>> BEGIN

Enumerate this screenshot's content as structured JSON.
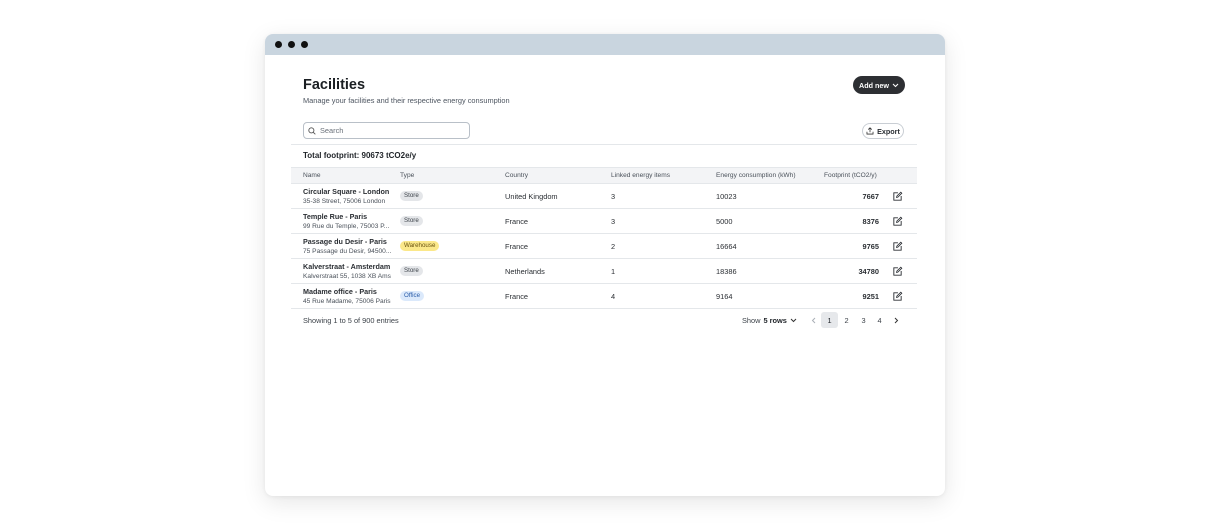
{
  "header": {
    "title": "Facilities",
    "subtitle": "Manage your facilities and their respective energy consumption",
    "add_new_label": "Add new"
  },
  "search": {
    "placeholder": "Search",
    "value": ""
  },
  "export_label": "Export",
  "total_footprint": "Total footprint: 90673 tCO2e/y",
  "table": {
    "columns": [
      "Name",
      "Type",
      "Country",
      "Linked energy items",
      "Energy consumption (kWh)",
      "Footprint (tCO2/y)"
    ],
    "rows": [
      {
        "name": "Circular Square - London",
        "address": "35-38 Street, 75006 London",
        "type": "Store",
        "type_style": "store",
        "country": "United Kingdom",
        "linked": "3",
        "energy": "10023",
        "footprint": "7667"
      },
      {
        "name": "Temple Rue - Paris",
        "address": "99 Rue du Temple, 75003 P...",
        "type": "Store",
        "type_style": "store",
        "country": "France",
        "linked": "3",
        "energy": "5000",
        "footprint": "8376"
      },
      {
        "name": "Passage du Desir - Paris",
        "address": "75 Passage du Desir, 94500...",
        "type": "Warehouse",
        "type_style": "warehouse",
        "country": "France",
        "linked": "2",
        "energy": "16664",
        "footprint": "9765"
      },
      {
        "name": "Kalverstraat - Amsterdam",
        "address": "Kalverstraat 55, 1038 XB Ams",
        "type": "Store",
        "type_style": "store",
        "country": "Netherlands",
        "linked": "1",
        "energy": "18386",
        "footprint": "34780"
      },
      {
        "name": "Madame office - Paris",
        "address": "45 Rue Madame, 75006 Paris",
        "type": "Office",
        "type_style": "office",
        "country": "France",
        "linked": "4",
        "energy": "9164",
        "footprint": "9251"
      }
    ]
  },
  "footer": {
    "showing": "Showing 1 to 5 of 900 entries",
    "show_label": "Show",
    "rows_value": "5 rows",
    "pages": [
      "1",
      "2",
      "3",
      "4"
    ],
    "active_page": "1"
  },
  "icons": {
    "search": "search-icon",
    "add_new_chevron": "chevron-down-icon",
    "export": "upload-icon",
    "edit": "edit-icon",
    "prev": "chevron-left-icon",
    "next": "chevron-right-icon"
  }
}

>> END

Task description → In the listing, how many lines hold "Paris"? Answer with a bare number.

Result → 4